WORK INSTRUCTIONS. Beginning with the line that holds "Transcribe this image's" and ending with the last line below, repeat each line exactly, leaving any pictures out.

_ _ _ _ _

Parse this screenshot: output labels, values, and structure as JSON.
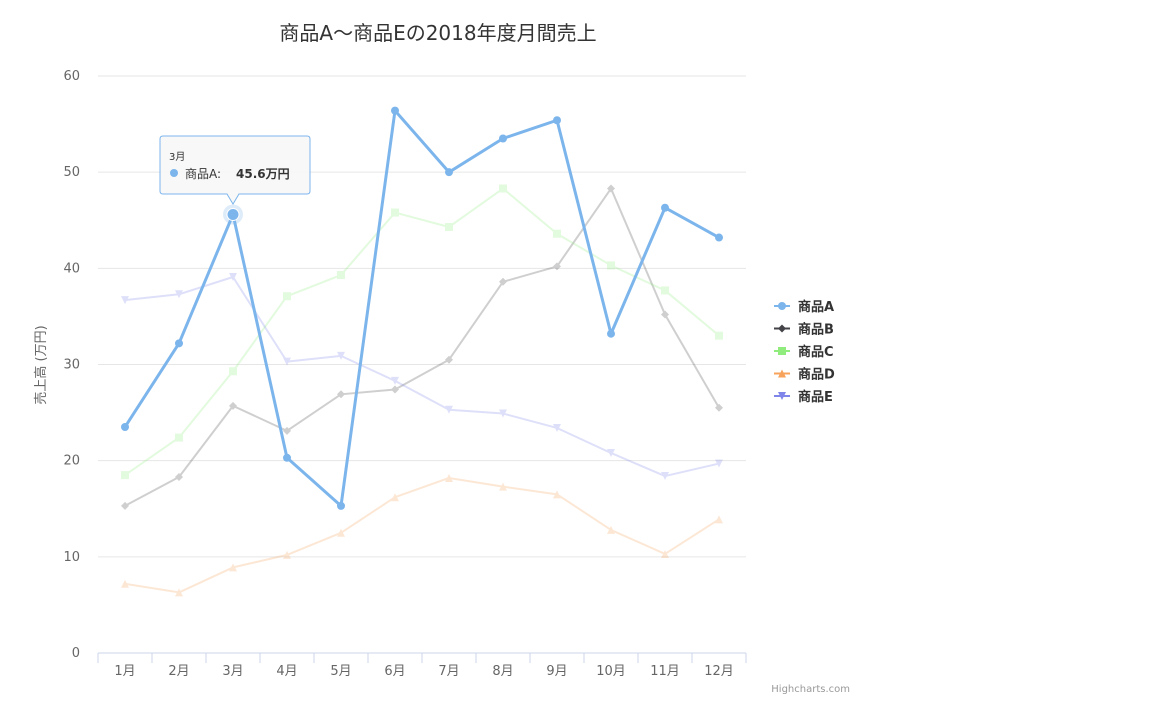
{
  "chart_data": {
    "type": "line",
    "title": "商品A〜商品Eの2018年度月間売上",
    "ylabel": "売上高 (万円)",
    "xlabel": "",
    "categories": [
      "1月",
      "2月",
      "3月",
      "4月",
      "5月",
      "6月",
      "7月",
      "8月",
      "9月",
      "10月",
      "11月",
      "12月"
    ],
    "ylim": [
      0,
      60
    ],
    "yticks": [
      0,
      10,
      20,
      30,
      40,
      50,
      60
    ],
    "grid": true,
    "legend_position": "right",
    "series": [
      {
        "name": "商品A",
        "color": "#7cb5ec",
        "marker": "circle",
        "highlighted": true,
        "values": [
          23.5,
          32.2,
          45.6,
          20.3,
          15.3,
          56.4,
          50.0,
          53.5,
          55.4,
          33.2,
          46.3,
          43.2
        ]
      },
      {
        "name": "商品B",
        "color": "#434348",
        "marker": "diamond",
        "highlighted": false,
        "values": [
          15.3,
          18.3,
          25.7,
          23.1,
          26.9,
          27.4,
          30.5,
          38.6,
          40.2,
          48.3,
          35.2,
          25.5
        ]
      },
      {
        "name": "商品C",
        "color": "#90ed7d",
        "marker": "square",
        "highlighted": false,
        "values": [
          18.5,
          22.4,
          29.3,
          37.1,
          39.3,
          45.8,
          44.3,
          48.3,
          43.6,
          40.3,
          37.7,
          33.0
        ]
      },
      {
        "name": "商品D",
        "color": "#f7a35c",
        "marker": "triangle",
        "highlighted": false,
        "values": [
          7.2,
          6.3,
          8.9,
          10.2,
          12.5,
          16.2,
          18.2,
          17.3,
          16.5,
          12.8,
          10.3,
          13.9
        ]
      },
      {
        "name": "商品E",
        "color": "#8085e9",
        "marker": "triangle-down",
        "highlighted": false,
        "values": [
          36.7,
          37.3,
          39.1,
          30.3,
          30.9,
          28.3,
          25.3,
          24.9,
          23.4,
          20.8,
          18.4,
          19.7
        ]
      }
    ],
    "tooltip": {
      "category": "3月",
      "series_label": "商品A:",
      "value_text": "45.6万円"
    }
  },
  "credits": "Highcharts.com"
}
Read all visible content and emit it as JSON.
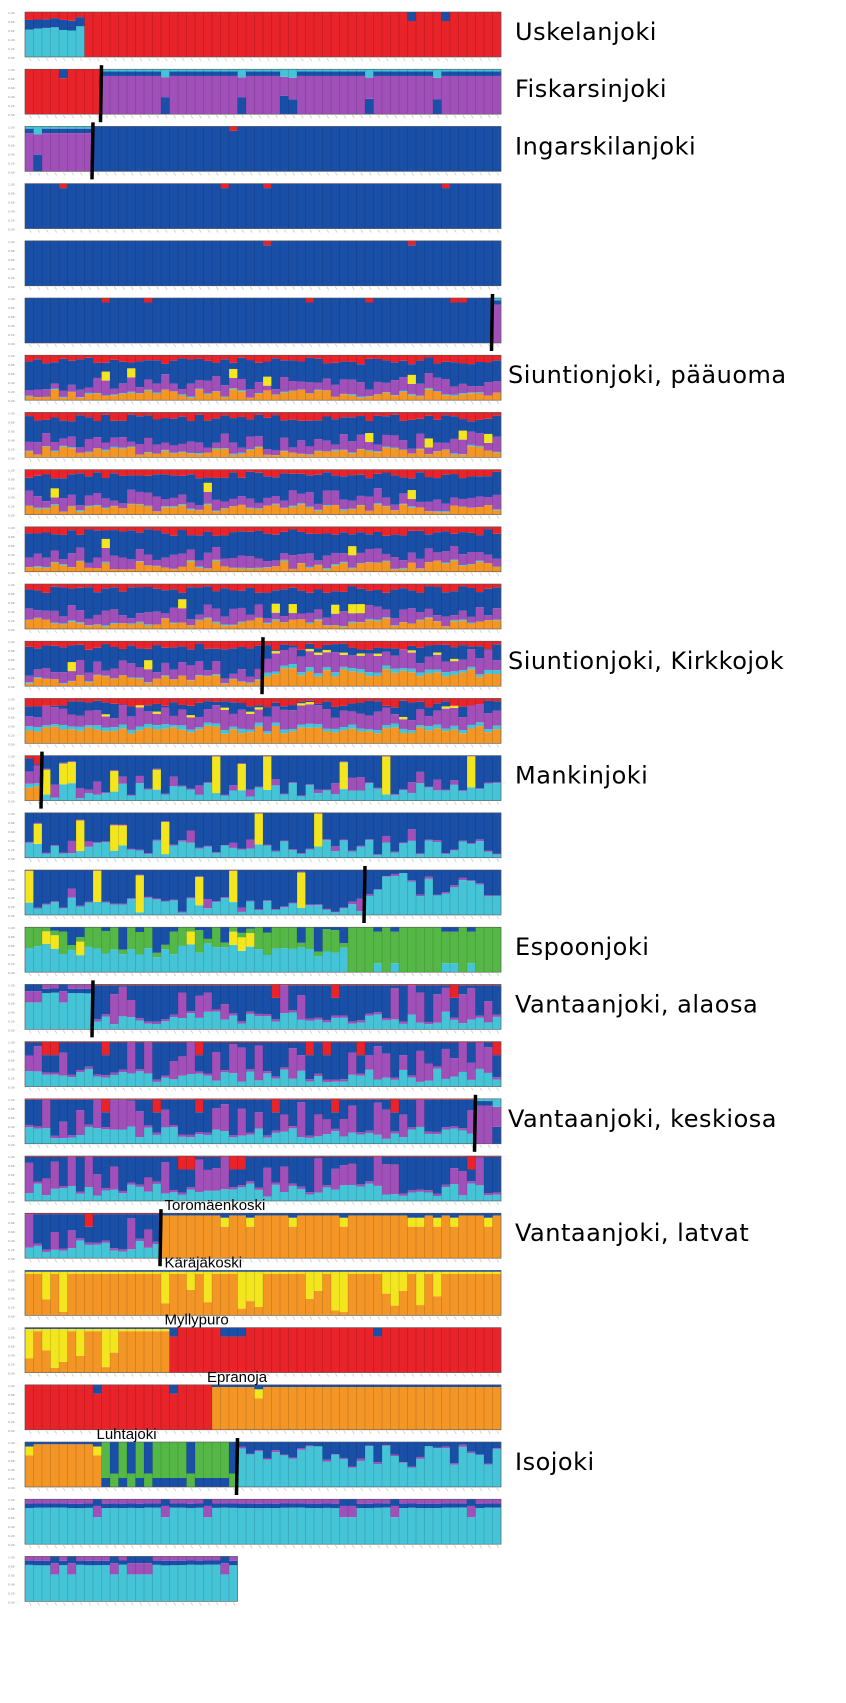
{
  "chart_data": {
    "type": "bar",
    "stacked": true,
    "description_of_values": "Each row is a STRUCTURE-style stacked bar plot of membership proportions (0-1) across 6 clusters.",
    "ylim": [
      0,
      1
    ],
    "clusters": [
      {
        "name": "red",
        "color": "#e8232a"
      },
      {
        "name": "purple",
        "color": "#a050b8"
      },
      {
        "name": "blue",
        "color": "#1a4fa8"
      },
      {
        "name": "cyan",
        "color": "#45c4d8"
      },
      {
        "name": "green",
        "color": "#55b846"
      },
      {
        "name": "orange",
        "color": "#f39626"
      },
      {
        "name": "yellow",
        "color": "#f4e61e"
      }
    ],
    "rows": [
      {
        "n": 56,
        "segments": [
          {
            "from": 0,
            "to": 7,
            "profile": "cyan-mix"
          },
          {
            "from": 7,
            "to": 56,
            "profile": "red"
          }
        ]
      },
      {
        "n": 56,
        "segments": [
          {
            "from": 0,
            "to": 9,
            "profile": "red"
          },
          {
            "from": 9,
            "to": 56,
            "profile": "purple"
          }
        ]
      },
      {
        "n": 56,
        "segments": [
          {
            "from": 0,
            "to": 8,
            "profile": "purple"
          },
          {
            "from": 8,
            "to": 56,
            "profile": "blue"
          }
        ]
      },
      {
        "n": 56,
        "segments": [
          {
            "from": 0,
            "to": 56,
            "profile": "blue"
          }
        ]
      },
      {
        "n": 56,
        "segments": [
          {
            "from": 0,
            "to": 56,
            "profile": "blue"
          }
        ]
      },
      {
        "n": 56,
        "segments": [
          {
            "from": 0,
            "to": 55,
            "profile": "blue"
          },
          {
            "from": 55,
            "to": 56,
            "profile": "purple"
          }
        ]
      },
      {
        "n": 56,
        "segments": [
          {
            "from": 0,
            "to": 56,
            "profile": "siuntio"
          }
        ]
      },
      {
        "n": 56,
        "segments": [
          {
            "from": 0,
            "to": 56,
            "profile": "siuntio"
          }
        ]
      },
      {
        "n": 56,
        "segments": [
          {
            "from": 0,
            "to": 56,
            "profile": "siuntio"
          }
        ]
      },
      {
        "n": 56,
        "segments": [
          {
            "from": 0,
            "to": 56,
            "profile": "siuntio"
          }
        ]
      },
      {
        "n": 56,
        "segments": [
          {
            "from": 0,
            "to": 56,
            "profile": "siuntio"
          }
        ]
      },
      {
        "n": 56,
        "segments": [
          {
            "from": 0,
            "to": 28,
            "profile": "siuntio"
          },
          {
            "from": 28,
            "to": 56,
            "profile": "kirkkojoki"
          }
        ]
      },
      {
        "n": 56,
        "segments": [
          {
            "from": 0,
            "to": 56,
            "profile": "kirkkojoki"
          }
        ]
      },
      {
        "n": 56,
        "segments": [
          {
            "from": 0,
            "to": 2,
            "profile": "kirkkojoki"
          },
          {
            "from": 2,
            "to": 56,
            "profile": "mankinjoki"
          }
        ]
      },
      {
        "n": 56,
        "segments": [
          {
            "from": 0,
            "to": 56,
            "profile": "mankinjoki"
          }
        ]
      },
      {
        "n": 56,
        "segments": [
          {
            "from": 0,
            "to": 40,
            "profile": "mankinjoki"
          },
          {
            "from": 40,
            "to": 56,
            "profile": "cyan-blue"
          }
        ]
      },
      {
        "n": 56,
        "segments": [
          {
            "from": 0,
            "to": 38,
            "profile": "cyan-green"
          },
          {
            "from": 38,
            "to": 56,
            "profile": "green"
          }
        ]
      },
      {
        "n": 56,
        "segments": [
          {
            "from": 0,
            "to": 8,
            "profile": "cyan"
          },
          {
            "from": 8,
            "to": 56,
            "profile": "vantaa"
          }
        ]
      },
      {
        "n": 56,
        "segments": [
          {
            "from": 0,
            "to": 56,
            "profile": "vantaa"
          }
        ]
      },
      {
        "n": 56,
        "segments": [
          {
            "from": 0,
            "to": 53,
            "profile": "vantaa"
          },
          {
            "from": 53,
            "to": 56,
            "profile": "purple"
          }
        ]
      },
      {
        "n": 56,
        "segments": [
          {
            "from": 0,
            "to": 56,
            "profile": "vantaa"
          }
        ]
      },
      {
        "n": 56,
        "segments": [
          {
            "from": 0,
            "to": 16,
            "profile": "vantaa"
          },
          {
            "from": 16,
            "to": 56,
            "profile": "orange"
          }
        ]
      },
      {
        "n": 56,
        "segments": [
          {
            "from": 0,
            "to": 56,
            "profile": "orange-yellow"
          }
        ]
      },
      {
        "n": 56,
        "segments": [
          {
            "from": 0,
            "to": 17,
            "profile": "orange-yellow"
          },
          {
            "from": 17,
            "to": 56,
            "profile": "red"
          }
        ]
      },
      {
        "n": 56,
        "segments": [
          {
            "from": 0,
            "to": 22,
            "profile": "red"
          },
          {
            "from": 22,
            "to": 56,
            "profile": "orange"
          }
        ]
      },
      {
        "n": 56,
        "segments": [
          {
            "from": 0,
            "to": 9,
            "profile": "orange"
          },
          {
            "from": 9,
            "to": 25,
            "profile": "green-blue"
          },
          {
            "from": 25,
            "to": 56,
            "profile": "cyan-blue"
          }
        ]
      },
      {
        "n": 56,
        "segments": [
          {
            "from": 0,
            "to": 56,
            "profile": "cyan"
          }
        ]
      },
      {
        "n": 25,
        "segments": [
          {
            "from": 0,
            "to": 25,
            "profile": "cyan"
          }
        ]
      }
    ],
    "dividers": [
      {
        "row": 1,
        "at": 9
      },
      {
        "row": 2,
        "at": 8
      },
      {
        "row": 5,
        "at": 55
      },
      {
        "row": 11,
        "at": 28
      },
      {
        "row": 13,
        "at": 2
      },
      {
        "row": 15,
        "at": 40
      },
      {
        "row": 17,
        "at": 8
      },
      {
        "row": 19,
        "at": 53
      },
      {
        "row": 21,
        "at": 16
      },
      {
        "row": 25,
        "at": 25
      }
    ],
    "river_labels": [
      {
        "row": 0,
        "text": "Uskelanjoki"
      },
      {
        "row": 1,
        "text": "Fiskarsinjoki"
      },
      {
        "row": 2,
        "text": "Ingarskilanjoki"
      },
      {
        "row": 6,
        "text": "Siuntionjoki, pääuoma"
      },
      {
        "row": 11,
        "text": "Siuntionjoki, Kirkkojok"
      },
      {
        "row": 13,
        "text": "Mankinjoki"
      },
      {
        "row": 16,
        "text": "Espoonjoki"
      },
      {
        "row": 17,
        "text": "Vantaanjoki, alaosa"
      },
      {
        "row": 19,
        "text": "Vantaanjoki, keskiosa"
      },
      {
        "row": 21,
        "text": "Vantaanjoki, latvat"
      },
      {
        "row": 25,
        "text": "Isojoki"
      }
    ],
    "site_labels": [
      {
        "row": 21,
        "at": 17,
        "text": "Toromäenkoski"
      },
      {
        "row": 22,
        "at": 17,
        "text": "Käräjäkoski"
      },
      {
        "row": 23,
        "at": 17,
        "text": "Myllypuro"
      },
      {
        "row": 24,
        "at": 22,
        "text": "Epranoja"
      },
      {
        "row": 25,
        "at": 9,
        "text": "Luhtajoki"
      }
    ],
    "yticks": [
      "1.00",
      "0.80",
      "0.60",
      "0.40",
      "0.20",
      "0.00"
    ]
  }
}
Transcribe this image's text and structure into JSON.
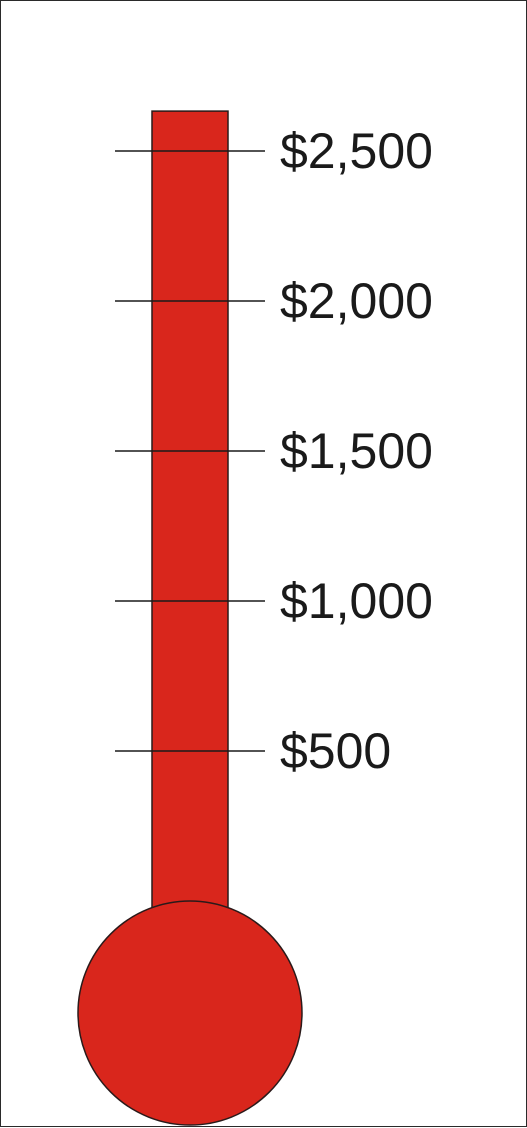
{
  "chart_data": {
    "type": "thermometer",
    "title": "",
    "ylabel": "",
    "ylim": [
      0,
      2633
    ],
    "ticks": [
      {
        "value": 2500,
        "label": "$2,500"
      },
      {
        "value": 2000,
        "label": "$2,000"
      },
      {
        "value": 1500,
        "label": "$1,500"
      },
      {
        "value": 1000,
        "label": "$1,000"
      },
      {
        "value": 500,
        "label": "$500"
      }
    ],
    "fill_value": 2633,
    "fill_color": "#d9261c",
    "outline_color": "#2a1a1a",
    "grid": false
  }
}
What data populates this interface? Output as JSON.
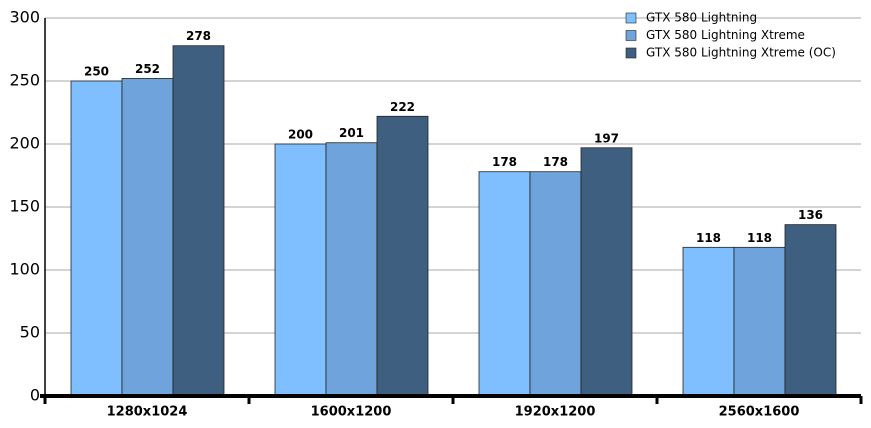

_ _ _ _ _

ANSWER TO THE EXERCISE.
Transcribe this image's text and structure into JSON.
{
  "chart_data": {
    "type": "thermometer",
    "title": "",
    "ylabel": "",
    "ylim": [
      0,
      2633
    ],
    "ticks": [
      {
        "value": 2500,
        "label": "$2,500"
      },
      {
        "value": 2000,
        "label": "$2,000"
      },
      {
        "value": 1500,
        "label": "$1,500"
      },
      {
        "value": 1000,
        "label": "$1,000"
      },
      {
        "value": 500,
        "label": "$500"
      }
    ],
    "fill_value": 2633,
    "fill_color": "#d9261c",
    "outline_color": "#2a1a1a",
    "grid": false
  }
}
What data populates this interface? Output as JSON.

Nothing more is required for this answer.